WHAT TO PRODUCE ▸
Copy down every line where the string "대전광역시" shows up.

THE DATA ▸
####################

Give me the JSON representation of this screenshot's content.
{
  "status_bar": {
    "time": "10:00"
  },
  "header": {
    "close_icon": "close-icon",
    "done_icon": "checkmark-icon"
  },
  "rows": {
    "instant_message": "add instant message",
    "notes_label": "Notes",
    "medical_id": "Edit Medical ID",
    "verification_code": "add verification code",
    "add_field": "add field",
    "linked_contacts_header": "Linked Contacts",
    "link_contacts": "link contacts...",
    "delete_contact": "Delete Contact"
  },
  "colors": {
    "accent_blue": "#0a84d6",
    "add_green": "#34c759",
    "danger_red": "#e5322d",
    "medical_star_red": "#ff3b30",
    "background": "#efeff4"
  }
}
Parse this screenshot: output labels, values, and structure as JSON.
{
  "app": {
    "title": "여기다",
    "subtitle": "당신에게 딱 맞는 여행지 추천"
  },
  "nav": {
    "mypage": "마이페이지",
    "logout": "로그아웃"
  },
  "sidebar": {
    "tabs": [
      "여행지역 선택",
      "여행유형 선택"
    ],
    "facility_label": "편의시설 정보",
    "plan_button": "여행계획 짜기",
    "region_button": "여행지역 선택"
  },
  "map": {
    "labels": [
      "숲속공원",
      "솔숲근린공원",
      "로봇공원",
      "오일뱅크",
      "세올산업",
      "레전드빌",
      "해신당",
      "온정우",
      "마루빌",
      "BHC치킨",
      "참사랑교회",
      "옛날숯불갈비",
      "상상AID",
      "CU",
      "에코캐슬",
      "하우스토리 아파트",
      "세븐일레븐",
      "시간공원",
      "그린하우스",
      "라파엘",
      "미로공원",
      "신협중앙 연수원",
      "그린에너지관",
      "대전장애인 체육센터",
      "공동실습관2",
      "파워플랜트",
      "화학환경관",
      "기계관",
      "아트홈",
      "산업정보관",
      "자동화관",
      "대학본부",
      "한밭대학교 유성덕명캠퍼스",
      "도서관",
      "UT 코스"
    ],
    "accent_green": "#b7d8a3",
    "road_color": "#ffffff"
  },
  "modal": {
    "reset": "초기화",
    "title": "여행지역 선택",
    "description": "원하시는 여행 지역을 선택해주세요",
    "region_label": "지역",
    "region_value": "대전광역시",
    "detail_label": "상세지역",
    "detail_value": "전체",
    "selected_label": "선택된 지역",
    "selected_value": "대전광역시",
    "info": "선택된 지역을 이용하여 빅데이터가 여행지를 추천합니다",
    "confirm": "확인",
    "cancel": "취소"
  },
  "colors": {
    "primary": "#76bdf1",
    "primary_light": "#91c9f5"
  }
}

####################

RESULT OF THIS EXERCISE ▸
    "region_value": "대전광역시",
    "selected_value": "대전광역시",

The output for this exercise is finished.